=== Task material ===

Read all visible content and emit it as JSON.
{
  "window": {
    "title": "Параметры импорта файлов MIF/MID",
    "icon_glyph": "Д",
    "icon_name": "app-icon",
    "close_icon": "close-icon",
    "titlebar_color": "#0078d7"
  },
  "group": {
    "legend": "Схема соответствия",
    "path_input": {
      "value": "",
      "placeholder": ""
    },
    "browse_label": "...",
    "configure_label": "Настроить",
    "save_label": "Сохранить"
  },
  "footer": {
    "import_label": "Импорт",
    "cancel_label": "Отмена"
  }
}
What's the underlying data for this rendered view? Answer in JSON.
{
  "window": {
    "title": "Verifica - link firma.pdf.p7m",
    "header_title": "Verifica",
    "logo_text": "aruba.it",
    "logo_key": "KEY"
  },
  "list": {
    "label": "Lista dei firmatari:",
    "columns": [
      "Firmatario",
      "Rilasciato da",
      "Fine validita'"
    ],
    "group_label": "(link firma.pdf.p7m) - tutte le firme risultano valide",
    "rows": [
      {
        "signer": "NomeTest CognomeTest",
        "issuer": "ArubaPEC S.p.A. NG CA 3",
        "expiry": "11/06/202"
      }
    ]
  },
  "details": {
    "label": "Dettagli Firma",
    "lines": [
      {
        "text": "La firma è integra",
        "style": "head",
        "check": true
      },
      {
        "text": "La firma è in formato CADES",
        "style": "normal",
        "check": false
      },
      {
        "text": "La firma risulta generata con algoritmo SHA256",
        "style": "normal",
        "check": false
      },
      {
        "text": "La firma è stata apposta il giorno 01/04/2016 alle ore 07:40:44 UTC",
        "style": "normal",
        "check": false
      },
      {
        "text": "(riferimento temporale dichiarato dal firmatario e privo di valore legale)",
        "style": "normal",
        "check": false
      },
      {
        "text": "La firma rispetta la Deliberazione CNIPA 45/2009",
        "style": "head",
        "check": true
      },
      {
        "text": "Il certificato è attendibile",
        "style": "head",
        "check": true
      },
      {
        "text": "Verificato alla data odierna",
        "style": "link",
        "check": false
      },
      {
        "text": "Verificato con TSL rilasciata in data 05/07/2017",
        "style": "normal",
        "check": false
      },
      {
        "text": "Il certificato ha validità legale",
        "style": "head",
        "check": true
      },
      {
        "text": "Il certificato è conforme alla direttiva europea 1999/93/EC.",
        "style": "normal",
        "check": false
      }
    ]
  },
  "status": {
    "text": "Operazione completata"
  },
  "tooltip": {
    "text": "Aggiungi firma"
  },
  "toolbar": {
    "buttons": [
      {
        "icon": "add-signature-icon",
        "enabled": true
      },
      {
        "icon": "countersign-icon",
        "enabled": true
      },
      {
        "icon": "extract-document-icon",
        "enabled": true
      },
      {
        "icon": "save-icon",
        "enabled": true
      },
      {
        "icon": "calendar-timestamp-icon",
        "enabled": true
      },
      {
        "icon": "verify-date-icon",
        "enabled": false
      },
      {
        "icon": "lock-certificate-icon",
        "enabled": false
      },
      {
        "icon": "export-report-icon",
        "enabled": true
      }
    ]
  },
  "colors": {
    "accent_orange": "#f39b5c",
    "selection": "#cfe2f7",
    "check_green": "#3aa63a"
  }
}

===

- What is asked
Write out the full listing, keeping every line exactly as it is.

- Answer
Read all visible content and emit it as JSON.
{
  "window": {
    "title": "Параметры импорта файлов MIF/MID",
    "icon_glyph": "Д",
    "icon_name": "app-icon",
    "close_icon": "close-icon",
    "titlebar_color": "#0078d7"
  },
  "group": {
    "legend": "Схема соответствия",
    "path_input": {
      "value": "",
      "placeholder": ""
    },
    "browse_label": "...",
    "configure_label": "Настроить",
    "save_label": "Сохранить"
  },
  "footer": {
    "import_label": "Импорт",
    "cancel_label": "Отмена"
  }
}
What's the underlying data for this rendered view? Answer in JSON.
{
  "window": {
    "title": "Verifica - link firma.pdf.p7m",
    "header_title": "Verifica",
    "logo_text": "aruba.it",
    "logo_key": "KEY"
  },
  "list": {
    "label": "Lista dei firmatari:",
    "columns": [
      "Firmatario",
      "Rilasciato da",
      "Fine validita'"
    ],
    "group_label": "(link firma.pdf.p7m) - tutte le firme risultano valide",
    "rows": [
      {
        "signer": "NomeTest CognomeTest",
        "issuer": "ArubaPEC S.p.A. NG CA 3",
        "expiry": "11/06/202"
      }
    ]
  },
  "details": {
    "label": "Dettagli Firma",
    "lines": [
      {
        "text": "La firma è integra",
        "style": "head",
        "check": true
      },
      {
        "text": "La firma è in formato CADES",
        "style": "normal",
        "check": false
      },
      {
        "text": "La firma risulta generata con algoritmo SHA256",
        "style": "normal",
        "check": false
      },
      {
        "text": "La firma è stata apposta il giorno 01/04/2016 alle ore 07:40:44 UTC",
        "style": "normal",
        "check": false
      },
      {
        "text": "(riferimento temporale dichiarato dal firmatario e privo di valore legale)",
        "style": "normal",
        "check": false
      },
      {
        "text": "La firma rispetta la Deliberazione CNIPA 45/2009",
        "style": "head",
        "check": true
      },
      {
        "text": "Il certificato è attendibile",
        "style": "head",
        "check": true
      },
      {
        "text": "Verificato alla data odierna",
        "style": "link",
        "check": false
      },
      {
        "text": "Verificato con TSL rilasciata in data 05/07/2017",
        "style": "normal",
        "check": false
      },
      {
        "text": "Il certificato ha validità legale",
        "style": "head",
        "check": true
      },
      {
        "text": "Il certificato è conforme alla direttiva europea 1999/93/EC.",
        "style": "normal",
        "check": false
      }
    ]
  },
  "status": {
    "text": "Operazione completata"
  },
  "tooltip": {
    "text": "Aggiungi firma"
  },
  "toolbar": {
    "buttons": [
      {
        "icon": "add-signature-icon",
        "enabled": true
      },
      {
        "icon": "countersign-icon",
        "enabled": true
      },
      {
        "icon": "extract-document-icon",
        "enabled": true
      },
      {
        "icon": "save-icon",
        "enabled": true
      },
      {
        "icon": "calendar-timestamp-icon",
        "enabled": true
      },
      {
        "icon": "verify-date-icon",
        "enabled": false
      },
      {
        "icon": "lock-certificate-icon",
        "enabled": false
      },
      {
        "icon": "export-report-icon",
        "enabled": true
      }
    ]
  },
  "colors": {
    "accent_orange": "#f39b5c",
    "selection": "#cfe2f7",
    "check_green": "#3aa63a"
  }
}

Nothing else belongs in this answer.